» WHAT THIS TASK INVOLVES
Each line that includes "image" counts once; give the total and nothing besides.

» RECORD EXCERPTS
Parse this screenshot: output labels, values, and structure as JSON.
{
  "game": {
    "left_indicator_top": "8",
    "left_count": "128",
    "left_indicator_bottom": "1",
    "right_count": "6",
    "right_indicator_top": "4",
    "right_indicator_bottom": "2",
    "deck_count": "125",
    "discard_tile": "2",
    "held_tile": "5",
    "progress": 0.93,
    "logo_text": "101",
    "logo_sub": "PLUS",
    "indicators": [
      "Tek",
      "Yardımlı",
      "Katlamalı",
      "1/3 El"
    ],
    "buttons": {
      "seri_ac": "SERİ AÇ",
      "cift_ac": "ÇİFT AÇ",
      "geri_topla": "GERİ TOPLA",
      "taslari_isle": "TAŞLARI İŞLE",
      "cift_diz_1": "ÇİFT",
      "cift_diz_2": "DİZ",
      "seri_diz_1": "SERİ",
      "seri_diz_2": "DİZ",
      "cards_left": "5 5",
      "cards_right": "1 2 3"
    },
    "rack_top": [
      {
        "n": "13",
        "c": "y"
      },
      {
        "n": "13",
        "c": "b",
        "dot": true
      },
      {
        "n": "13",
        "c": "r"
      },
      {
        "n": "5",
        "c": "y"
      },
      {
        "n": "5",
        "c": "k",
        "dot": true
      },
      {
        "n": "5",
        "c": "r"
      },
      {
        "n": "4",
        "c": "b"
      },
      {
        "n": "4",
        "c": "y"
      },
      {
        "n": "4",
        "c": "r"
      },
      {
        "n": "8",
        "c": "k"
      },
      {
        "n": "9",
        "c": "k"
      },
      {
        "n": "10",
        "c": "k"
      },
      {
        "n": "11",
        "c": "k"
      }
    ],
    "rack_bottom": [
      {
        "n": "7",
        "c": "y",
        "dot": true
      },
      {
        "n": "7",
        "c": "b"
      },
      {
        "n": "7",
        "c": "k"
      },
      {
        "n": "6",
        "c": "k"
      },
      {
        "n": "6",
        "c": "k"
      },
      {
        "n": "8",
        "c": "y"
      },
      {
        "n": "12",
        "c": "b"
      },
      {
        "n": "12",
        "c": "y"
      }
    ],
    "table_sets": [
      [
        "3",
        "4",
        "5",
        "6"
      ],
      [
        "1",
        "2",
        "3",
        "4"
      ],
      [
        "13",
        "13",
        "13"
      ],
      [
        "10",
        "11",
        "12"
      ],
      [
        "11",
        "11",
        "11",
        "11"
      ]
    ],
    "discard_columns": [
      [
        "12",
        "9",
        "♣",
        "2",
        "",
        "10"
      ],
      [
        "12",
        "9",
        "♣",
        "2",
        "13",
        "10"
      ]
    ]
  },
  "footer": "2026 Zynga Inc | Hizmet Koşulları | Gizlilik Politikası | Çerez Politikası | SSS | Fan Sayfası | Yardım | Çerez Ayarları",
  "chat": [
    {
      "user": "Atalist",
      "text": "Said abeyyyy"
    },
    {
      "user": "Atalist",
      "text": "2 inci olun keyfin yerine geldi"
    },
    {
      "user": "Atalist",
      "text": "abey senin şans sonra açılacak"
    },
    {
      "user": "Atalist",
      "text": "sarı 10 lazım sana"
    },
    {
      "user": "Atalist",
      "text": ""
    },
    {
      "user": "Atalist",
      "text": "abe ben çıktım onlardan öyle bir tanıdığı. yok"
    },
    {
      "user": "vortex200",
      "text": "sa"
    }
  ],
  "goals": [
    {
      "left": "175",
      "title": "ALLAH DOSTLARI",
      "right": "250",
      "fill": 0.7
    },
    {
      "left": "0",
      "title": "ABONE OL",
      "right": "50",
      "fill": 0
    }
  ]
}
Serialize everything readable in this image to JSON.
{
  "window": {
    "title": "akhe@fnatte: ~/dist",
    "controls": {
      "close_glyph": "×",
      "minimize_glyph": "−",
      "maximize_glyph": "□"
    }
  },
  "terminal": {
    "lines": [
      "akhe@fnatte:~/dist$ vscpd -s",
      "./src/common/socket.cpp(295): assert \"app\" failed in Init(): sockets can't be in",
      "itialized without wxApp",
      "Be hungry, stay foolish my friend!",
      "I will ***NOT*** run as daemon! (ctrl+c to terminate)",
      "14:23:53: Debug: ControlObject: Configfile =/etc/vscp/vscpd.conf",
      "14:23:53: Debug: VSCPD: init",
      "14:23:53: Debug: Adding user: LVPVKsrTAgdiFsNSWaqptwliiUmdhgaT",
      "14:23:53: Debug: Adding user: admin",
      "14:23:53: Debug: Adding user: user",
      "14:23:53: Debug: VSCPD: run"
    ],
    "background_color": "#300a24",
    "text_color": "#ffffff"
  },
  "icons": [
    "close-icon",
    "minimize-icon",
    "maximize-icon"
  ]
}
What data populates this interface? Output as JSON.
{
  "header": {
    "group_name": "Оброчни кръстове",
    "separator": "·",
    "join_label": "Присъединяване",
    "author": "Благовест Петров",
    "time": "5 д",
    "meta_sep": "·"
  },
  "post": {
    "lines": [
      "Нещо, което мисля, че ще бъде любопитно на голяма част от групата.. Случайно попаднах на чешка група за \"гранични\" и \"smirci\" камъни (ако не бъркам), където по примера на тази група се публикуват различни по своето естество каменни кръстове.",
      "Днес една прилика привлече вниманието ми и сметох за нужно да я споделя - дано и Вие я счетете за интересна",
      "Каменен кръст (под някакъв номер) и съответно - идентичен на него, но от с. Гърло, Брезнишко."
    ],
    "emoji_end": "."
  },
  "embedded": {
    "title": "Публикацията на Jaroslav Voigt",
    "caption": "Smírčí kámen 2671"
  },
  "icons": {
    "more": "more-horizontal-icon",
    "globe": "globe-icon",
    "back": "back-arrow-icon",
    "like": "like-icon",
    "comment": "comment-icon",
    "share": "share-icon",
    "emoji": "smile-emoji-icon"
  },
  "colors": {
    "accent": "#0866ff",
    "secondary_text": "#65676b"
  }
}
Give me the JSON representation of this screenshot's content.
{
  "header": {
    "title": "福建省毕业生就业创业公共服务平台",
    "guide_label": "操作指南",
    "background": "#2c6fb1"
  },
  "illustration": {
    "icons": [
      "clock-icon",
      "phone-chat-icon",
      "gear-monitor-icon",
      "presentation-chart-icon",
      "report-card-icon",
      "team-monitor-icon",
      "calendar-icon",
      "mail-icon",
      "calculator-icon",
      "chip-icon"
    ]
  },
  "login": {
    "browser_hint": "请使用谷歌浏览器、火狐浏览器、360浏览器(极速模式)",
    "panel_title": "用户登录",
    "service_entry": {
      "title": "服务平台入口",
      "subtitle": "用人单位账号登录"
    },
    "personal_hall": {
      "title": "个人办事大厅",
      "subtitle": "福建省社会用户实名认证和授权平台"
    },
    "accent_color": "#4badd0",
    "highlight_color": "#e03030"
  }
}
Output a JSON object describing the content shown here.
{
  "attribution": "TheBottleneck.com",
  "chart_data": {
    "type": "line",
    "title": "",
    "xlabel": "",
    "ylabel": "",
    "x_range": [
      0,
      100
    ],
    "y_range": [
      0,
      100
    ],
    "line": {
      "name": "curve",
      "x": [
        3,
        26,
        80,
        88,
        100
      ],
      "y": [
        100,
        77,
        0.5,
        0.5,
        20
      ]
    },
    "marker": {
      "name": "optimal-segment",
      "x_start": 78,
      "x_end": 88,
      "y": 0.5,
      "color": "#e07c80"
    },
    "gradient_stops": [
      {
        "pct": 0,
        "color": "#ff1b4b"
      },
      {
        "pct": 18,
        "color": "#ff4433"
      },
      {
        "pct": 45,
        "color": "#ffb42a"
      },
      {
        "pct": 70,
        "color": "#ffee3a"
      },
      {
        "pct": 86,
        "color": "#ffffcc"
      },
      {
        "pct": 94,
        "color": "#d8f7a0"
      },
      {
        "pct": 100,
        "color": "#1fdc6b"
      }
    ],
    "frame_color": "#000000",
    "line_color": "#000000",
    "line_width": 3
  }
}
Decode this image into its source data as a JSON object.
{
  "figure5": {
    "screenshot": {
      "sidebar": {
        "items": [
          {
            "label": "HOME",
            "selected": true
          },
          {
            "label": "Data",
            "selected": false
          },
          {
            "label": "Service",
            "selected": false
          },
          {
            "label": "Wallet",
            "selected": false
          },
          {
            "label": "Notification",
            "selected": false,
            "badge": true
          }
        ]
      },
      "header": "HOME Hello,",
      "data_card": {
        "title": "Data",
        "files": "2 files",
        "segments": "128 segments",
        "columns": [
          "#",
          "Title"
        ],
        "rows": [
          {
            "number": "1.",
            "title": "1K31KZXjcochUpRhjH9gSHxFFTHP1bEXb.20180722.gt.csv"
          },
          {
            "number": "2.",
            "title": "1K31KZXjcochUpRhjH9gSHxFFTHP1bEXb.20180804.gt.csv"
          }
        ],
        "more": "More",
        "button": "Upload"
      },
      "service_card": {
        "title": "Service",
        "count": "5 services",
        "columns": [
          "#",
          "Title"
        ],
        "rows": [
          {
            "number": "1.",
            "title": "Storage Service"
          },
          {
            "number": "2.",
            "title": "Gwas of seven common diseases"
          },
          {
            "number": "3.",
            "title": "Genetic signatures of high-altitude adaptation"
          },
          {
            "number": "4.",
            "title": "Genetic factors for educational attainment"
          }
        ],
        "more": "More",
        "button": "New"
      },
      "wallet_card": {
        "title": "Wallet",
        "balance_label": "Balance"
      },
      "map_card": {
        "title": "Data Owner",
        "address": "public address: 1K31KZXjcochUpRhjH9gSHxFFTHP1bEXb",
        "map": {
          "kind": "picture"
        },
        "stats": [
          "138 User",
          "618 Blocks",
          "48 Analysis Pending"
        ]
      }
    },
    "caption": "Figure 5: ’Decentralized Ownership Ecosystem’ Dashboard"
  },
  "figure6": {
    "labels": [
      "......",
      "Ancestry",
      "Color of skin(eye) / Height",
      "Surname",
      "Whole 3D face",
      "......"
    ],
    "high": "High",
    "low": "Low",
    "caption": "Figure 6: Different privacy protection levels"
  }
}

» FINISHED EXERCISE
2